Return the lines below that carry the word "data".

----- LISTED ENTRIES

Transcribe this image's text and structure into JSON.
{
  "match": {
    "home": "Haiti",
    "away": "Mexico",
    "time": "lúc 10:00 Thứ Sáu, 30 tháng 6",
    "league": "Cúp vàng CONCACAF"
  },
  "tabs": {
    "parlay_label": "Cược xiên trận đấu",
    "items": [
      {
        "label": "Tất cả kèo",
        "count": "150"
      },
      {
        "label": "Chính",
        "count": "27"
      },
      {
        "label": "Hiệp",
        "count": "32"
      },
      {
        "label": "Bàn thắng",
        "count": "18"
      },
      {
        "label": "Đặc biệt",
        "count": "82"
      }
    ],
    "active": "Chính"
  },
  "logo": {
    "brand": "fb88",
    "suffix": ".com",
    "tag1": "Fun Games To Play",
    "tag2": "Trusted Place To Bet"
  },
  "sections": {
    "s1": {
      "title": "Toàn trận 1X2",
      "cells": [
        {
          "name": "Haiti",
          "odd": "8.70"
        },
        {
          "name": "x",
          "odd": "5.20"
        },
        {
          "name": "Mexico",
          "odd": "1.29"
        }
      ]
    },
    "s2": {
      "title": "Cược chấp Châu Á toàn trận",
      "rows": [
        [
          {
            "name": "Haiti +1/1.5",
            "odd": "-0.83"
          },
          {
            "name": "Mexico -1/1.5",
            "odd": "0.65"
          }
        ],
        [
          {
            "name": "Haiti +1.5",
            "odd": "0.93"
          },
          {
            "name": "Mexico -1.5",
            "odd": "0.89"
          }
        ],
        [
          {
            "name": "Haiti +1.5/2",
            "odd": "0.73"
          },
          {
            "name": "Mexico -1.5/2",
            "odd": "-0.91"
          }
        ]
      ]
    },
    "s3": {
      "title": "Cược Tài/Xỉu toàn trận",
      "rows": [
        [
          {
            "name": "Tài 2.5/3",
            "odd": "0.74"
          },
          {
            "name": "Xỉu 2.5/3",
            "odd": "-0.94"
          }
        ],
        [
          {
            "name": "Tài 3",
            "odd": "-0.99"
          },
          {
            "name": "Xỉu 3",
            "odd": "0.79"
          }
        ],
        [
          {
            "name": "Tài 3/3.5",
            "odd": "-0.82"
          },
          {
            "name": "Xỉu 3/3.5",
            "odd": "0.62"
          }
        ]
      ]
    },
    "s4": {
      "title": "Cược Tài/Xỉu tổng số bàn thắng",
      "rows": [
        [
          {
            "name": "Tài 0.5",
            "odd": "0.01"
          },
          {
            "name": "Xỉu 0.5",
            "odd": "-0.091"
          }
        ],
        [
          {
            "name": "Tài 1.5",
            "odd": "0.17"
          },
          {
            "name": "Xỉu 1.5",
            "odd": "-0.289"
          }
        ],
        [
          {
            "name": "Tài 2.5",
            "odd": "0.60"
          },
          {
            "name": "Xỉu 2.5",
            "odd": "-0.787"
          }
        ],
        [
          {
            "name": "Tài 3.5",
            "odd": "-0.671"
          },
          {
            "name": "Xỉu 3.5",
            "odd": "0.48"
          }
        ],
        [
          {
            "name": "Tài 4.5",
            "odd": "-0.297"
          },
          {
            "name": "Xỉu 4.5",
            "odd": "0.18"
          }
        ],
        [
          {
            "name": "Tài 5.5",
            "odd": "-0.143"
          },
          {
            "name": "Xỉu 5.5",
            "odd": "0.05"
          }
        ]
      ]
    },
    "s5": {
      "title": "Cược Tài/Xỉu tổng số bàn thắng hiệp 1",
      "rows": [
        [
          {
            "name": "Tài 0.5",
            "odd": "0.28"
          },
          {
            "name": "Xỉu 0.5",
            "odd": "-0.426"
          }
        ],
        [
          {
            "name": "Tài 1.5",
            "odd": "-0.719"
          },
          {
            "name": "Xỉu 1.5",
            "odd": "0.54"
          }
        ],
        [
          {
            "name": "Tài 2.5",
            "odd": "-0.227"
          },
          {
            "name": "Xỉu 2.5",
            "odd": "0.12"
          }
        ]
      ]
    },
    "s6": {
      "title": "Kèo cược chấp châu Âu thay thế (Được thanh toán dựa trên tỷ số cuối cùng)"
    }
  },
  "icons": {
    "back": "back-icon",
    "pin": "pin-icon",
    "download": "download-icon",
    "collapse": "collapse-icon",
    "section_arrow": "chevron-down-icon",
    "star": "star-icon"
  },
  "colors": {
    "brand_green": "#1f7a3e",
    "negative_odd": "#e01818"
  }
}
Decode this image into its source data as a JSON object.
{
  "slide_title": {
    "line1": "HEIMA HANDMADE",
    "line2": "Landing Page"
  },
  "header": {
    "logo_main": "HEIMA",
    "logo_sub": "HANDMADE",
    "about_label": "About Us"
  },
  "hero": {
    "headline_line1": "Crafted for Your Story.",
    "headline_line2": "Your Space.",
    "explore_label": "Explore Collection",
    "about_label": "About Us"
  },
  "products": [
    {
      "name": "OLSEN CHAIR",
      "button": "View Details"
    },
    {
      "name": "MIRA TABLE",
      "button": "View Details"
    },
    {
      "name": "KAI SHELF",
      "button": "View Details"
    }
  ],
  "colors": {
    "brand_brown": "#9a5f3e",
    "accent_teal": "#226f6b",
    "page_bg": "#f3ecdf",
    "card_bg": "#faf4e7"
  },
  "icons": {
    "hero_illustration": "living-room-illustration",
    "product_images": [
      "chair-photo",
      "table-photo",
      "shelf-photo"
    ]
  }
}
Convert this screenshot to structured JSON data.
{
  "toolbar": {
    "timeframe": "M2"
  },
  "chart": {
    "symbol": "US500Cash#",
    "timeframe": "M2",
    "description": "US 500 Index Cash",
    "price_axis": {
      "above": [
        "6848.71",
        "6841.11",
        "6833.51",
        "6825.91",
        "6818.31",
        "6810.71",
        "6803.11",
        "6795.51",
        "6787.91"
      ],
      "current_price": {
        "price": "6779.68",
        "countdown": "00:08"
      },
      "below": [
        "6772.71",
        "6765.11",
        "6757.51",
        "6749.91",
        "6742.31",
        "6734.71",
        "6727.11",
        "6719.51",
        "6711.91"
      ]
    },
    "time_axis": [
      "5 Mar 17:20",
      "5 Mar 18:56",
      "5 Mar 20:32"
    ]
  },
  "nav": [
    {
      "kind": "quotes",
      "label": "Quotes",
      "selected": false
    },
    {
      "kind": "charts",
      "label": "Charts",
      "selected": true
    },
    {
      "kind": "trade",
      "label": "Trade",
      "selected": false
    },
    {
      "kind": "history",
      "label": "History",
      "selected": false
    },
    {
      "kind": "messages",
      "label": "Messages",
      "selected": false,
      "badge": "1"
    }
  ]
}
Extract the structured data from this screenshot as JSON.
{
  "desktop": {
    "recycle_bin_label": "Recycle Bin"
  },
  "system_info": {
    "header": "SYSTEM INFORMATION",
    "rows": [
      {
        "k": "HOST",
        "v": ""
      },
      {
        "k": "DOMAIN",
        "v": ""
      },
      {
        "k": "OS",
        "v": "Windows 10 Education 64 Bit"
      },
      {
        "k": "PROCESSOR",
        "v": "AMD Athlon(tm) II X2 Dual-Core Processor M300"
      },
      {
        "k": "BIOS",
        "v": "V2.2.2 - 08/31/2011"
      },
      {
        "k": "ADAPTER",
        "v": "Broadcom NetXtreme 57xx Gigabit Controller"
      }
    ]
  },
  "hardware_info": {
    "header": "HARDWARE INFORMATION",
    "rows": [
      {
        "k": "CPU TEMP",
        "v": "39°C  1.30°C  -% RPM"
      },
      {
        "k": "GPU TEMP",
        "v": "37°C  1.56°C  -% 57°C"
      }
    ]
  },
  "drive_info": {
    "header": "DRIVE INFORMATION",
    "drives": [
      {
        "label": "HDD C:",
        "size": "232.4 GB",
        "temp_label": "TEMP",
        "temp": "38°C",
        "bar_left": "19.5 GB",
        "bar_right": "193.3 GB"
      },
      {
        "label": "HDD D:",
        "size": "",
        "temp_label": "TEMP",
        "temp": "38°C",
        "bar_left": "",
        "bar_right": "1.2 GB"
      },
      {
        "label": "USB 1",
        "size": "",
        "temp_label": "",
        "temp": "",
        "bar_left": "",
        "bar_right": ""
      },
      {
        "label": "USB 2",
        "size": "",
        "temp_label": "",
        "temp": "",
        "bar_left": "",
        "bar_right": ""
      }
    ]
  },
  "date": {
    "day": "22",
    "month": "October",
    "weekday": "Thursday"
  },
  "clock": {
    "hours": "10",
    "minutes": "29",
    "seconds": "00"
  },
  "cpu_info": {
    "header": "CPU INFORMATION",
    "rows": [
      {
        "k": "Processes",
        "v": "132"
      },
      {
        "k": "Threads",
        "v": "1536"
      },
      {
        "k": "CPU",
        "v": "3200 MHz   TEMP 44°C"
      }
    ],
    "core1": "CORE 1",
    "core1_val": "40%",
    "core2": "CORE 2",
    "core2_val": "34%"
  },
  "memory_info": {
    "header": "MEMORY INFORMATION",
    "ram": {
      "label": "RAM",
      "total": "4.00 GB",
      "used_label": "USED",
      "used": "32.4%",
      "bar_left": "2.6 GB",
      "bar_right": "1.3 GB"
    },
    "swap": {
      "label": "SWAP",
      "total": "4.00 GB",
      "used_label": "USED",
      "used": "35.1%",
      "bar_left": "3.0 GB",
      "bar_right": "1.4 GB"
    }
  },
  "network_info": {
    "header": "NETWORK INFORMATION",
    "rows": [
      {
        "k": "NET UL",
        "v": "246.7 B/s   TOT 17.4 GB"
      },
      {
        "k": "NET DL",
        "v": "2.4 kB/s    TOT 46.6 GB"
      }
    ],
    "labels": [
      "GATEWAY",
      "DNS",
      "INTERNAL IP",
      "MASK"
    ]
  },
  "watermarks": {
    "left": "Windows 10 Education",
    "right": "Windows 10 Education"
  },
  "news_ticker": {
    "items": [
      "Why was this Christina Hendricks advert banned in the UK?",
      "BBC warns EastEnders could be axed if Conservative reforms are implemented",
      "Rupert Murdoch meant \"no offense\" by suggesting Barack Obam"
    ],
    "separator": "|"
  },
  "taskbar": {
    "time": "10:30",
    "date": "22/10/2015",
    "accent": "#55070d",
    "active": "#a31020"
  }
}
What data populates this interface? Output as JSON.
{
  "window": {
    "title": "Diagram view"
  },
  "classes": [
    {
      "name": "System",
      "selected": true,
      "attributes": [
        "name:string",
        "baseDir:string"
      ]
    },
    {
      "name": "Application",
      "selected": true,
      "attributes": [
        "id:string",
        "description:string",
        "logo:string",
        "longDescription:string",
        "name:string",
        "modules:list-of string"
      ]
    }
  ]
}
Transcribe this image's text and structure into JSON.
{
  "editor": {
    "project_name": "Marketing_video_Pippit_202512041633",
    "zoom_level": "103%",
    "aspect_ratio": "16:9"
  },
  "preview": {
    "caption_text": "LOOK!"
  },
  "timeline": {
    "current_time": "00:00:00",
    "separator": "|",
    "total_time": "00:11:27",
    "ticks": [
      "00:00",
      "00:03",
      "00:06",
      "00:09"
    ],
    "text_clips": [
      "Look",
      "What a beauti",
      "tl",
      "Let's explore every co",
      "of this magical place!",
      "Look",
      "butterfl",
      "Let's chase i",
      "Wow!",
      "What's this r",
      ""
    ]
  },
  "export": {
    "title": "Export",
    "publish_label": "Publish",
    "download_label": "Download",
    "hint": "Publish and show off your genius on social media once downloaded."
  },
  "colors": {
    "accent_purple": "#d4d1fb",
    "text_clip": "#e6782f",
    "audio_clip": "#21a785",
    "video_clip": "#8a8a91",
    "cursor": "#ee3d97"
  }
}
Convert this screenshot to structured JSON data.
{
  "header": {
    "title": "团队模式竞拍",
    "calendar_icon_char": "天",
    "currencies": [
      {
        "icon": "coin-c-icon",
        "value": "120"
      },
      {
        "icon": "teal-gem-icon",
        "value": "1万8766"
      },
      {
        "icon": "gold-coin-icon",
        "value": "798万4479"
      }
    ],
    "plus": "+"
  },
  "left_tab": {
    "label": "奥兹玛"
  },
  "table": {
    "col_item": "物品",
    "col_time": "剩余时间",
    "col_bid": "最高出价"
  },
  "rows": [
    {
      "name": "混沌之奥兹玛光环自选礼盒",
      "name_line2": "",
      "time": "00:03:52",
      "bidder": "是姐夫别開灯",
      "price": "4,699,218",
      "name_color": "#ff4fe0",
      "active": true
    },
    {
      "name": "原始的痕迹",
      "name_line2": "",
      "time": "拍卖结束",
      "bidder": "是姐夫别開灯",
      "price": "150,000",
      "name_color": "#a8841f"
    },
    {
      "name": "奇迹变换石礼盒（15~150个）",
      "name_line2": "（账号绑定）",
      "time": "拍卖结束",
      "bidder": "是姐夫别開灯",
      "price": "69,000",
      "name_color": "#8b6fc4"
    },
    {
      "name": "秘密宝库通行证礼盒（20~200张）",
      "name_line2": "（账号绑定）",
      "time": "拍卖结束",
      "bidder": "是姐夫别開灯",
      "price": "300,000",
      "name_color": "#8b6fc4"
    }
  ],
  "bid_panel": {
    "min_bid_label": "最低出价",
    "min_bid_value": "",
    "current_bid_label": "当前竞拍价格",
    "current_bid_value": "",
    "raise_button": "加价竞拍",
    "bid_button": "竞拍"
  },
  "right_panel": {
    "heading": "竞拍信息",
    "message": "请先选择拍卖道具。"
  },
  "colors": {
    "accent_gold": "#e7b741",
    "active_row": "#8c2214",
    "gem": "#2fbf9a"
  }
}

----------

#### IN RESPONSE
Decode this image into its source data as a JSON object.
Convert this screenshot to structured JSON data.
Extract the structured data from this screenshot as JSON.
What data populates this interface? Output as JSON.
Convert this screenshot to structured JSON data.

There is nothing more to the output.